Scan the listing that follows and report how many lines contain "this". Write the number alone.

◇ ◇ ◇

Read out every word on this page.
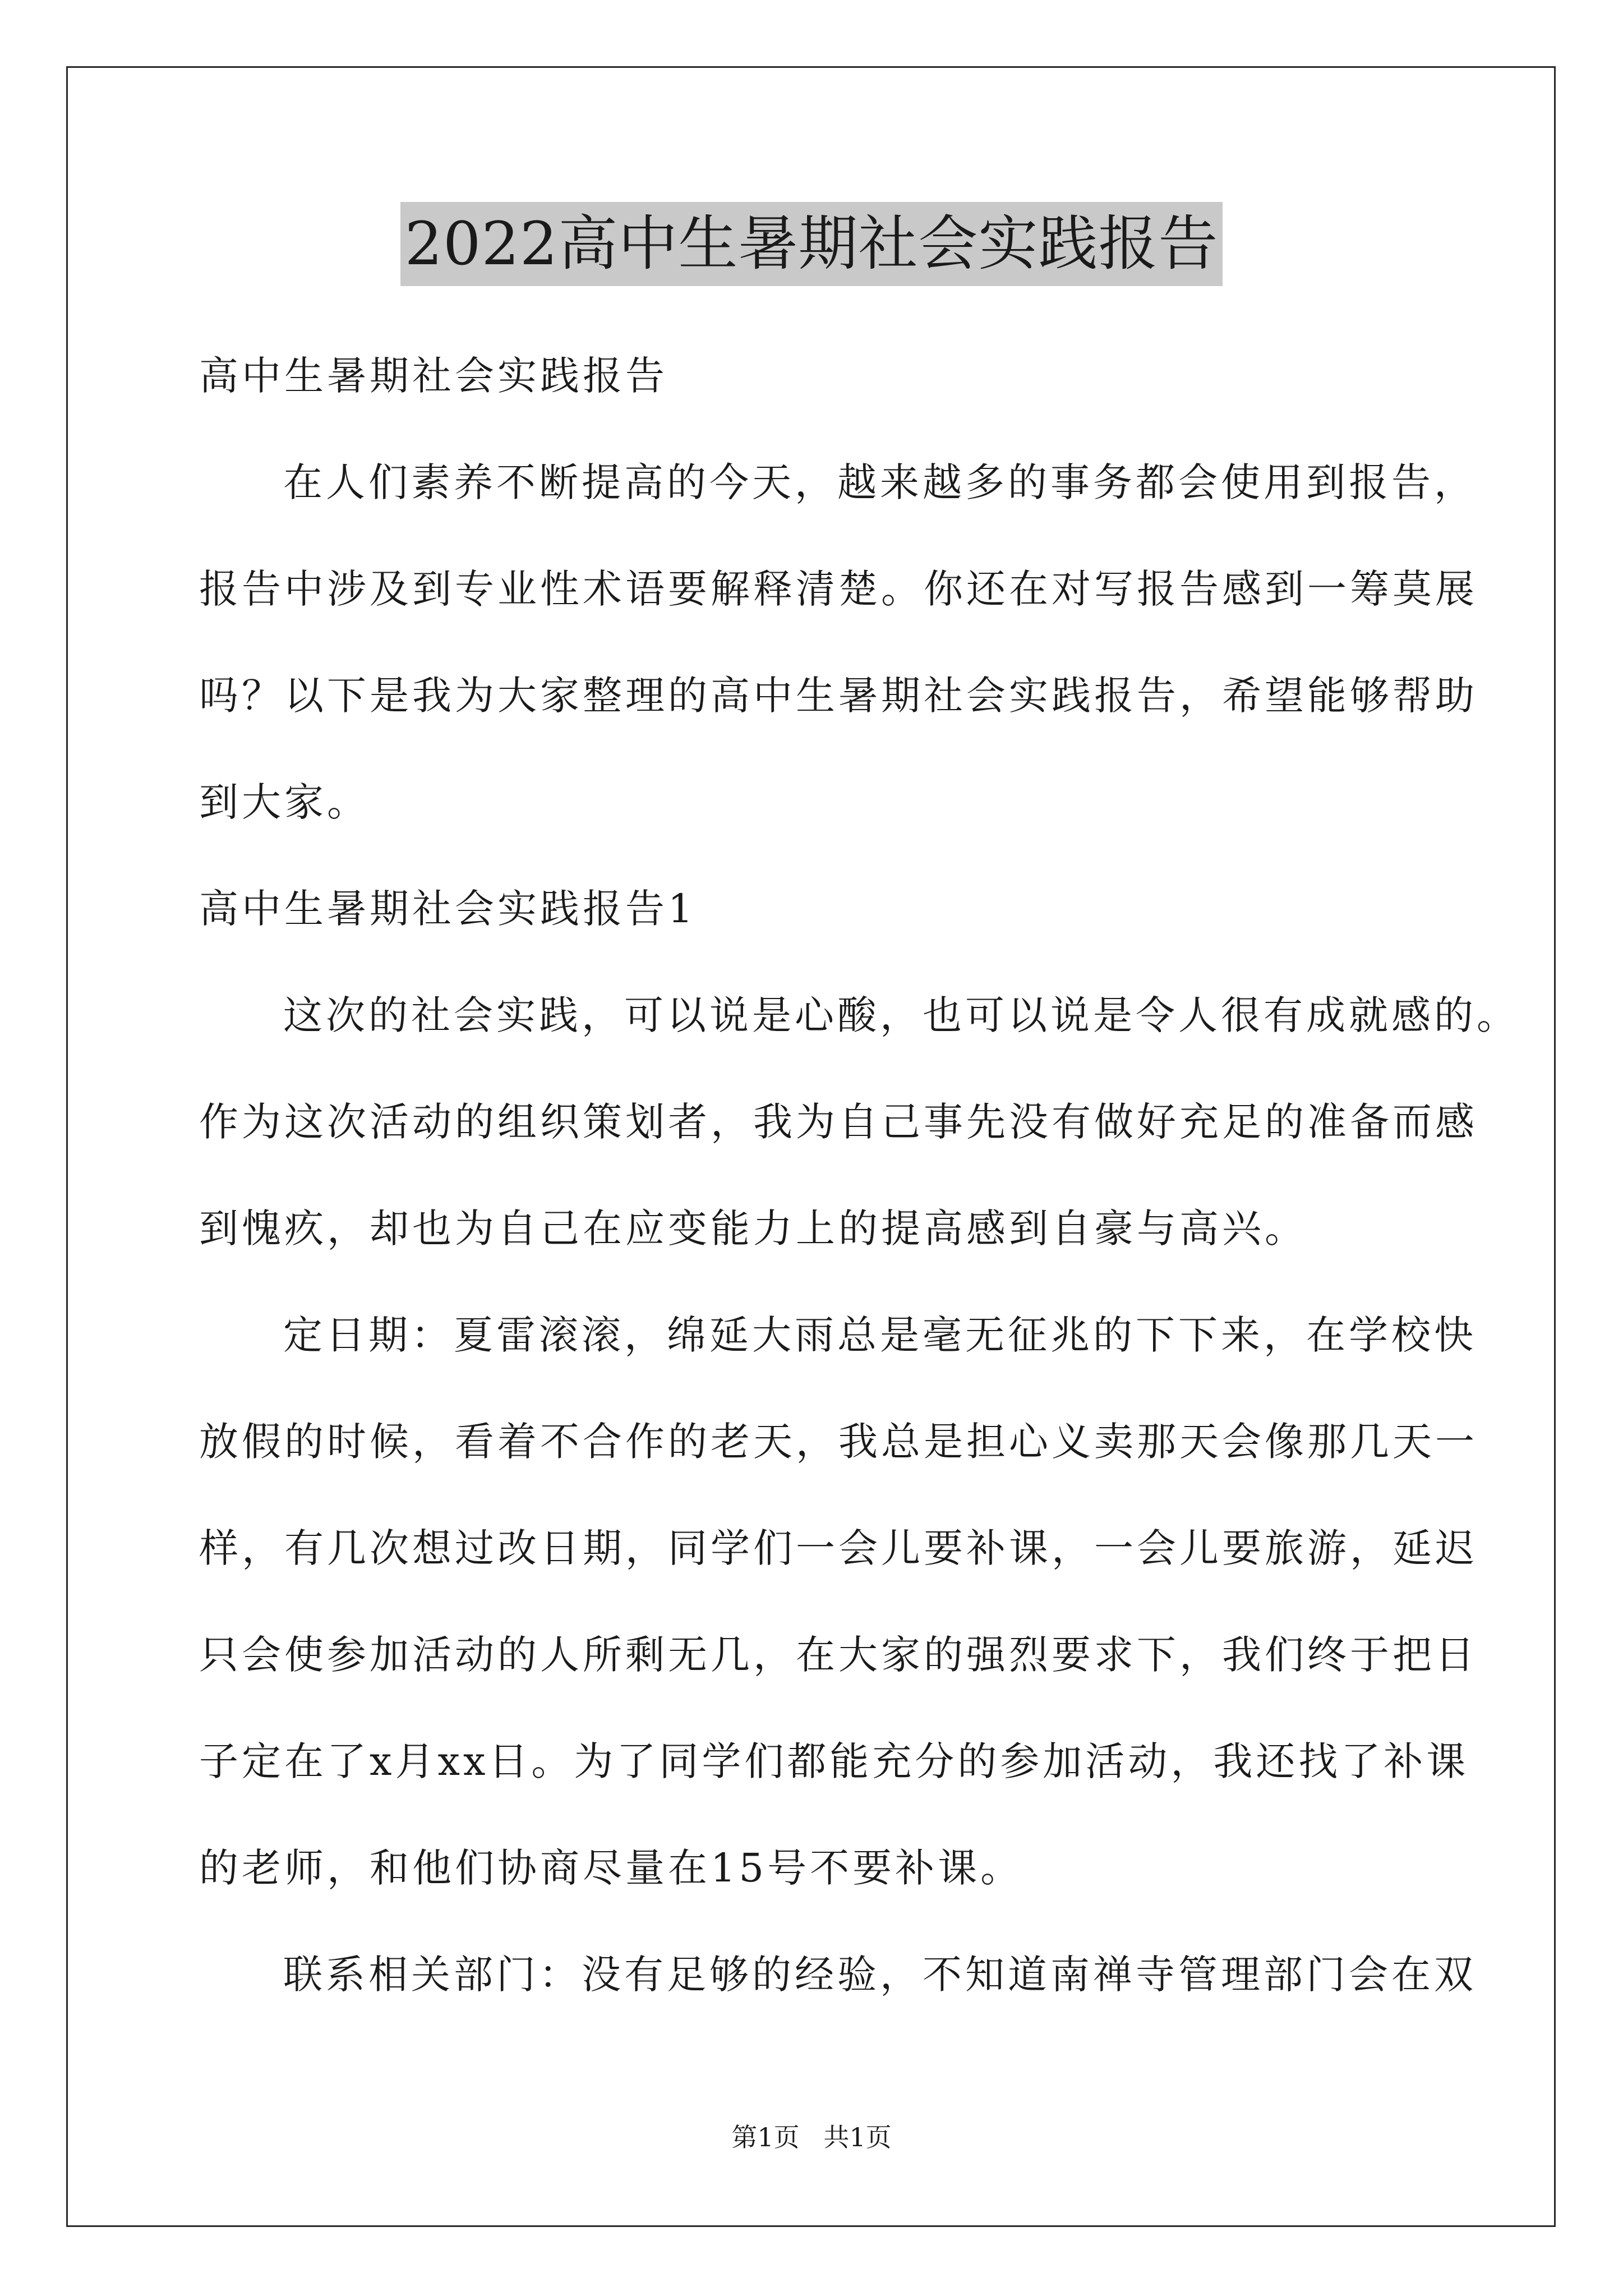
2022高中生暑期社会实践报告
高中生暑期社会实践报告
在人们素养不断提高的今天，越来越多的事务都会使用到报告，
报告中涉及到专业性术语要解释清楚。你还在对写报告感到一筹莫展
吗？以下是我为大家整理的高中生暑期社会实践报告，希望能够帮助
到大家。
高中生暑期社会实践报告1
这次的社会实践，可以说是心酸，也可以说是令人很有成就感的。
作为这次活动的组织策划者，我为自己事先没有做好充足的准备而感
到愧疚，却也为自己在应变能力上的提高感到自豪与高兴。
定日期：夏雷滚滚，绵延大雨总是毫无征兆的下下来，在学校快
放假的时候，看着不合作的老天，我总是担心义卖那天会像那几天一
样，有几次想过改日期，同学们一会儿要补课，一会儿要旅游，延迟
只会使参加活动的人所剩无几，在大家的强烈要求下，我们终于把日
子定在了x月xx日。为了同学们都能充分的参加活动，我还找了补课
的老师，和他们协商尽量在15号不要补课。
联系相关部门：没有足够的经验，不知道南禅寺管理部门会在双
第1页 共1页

◇ ◇ ◇

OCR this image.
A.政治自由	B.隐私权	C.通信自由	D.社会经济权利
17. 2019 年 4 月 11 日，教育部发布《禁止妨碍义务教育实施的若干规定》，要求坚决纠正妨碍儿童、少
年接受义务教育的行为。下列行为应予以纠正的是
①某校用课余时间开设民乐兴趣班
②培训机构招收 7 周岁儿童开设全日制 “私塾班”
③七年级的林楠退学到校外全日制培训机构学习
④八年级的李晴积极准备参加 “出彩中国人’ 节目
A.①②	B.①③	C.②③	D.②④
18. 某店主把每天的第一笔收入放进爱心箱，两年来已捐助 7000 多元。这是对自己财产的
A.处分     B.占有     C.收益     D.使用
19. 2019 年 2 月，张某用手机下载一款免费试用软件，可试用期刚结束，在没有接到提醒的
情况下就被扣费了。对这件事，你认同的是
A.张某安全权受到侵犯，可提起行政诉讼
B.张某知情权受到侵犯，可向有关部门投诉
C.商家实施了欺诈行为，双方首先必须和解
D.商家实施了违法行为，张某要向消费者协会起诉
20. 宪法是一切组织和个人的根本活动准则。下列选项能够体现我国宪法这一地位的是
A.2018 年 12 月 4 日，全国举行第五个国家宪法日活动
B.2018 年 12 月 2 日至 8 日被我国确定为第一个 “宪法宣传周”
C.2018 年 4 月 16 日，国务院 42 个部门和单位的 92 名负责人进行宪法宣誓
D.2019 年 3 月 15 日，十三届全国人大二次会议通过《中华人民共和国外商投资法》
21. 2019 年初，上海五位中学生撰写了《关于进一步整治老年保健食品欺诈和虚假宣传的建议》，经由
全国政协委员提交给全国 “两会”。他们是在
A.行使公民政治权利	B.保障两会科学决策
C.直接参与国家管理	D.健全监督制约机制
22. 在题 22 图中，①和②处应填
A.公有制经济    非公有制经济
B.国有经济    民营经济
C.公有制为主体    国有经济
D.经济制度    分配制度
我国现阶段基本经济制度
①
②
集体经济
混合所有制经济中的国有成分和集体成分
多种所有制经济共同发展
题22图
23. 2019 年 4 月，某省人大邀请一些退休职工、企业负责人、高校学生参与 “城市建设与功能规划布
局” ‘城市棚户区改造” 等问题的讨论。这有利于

◇ ◇ ◇

- **Task result**: 2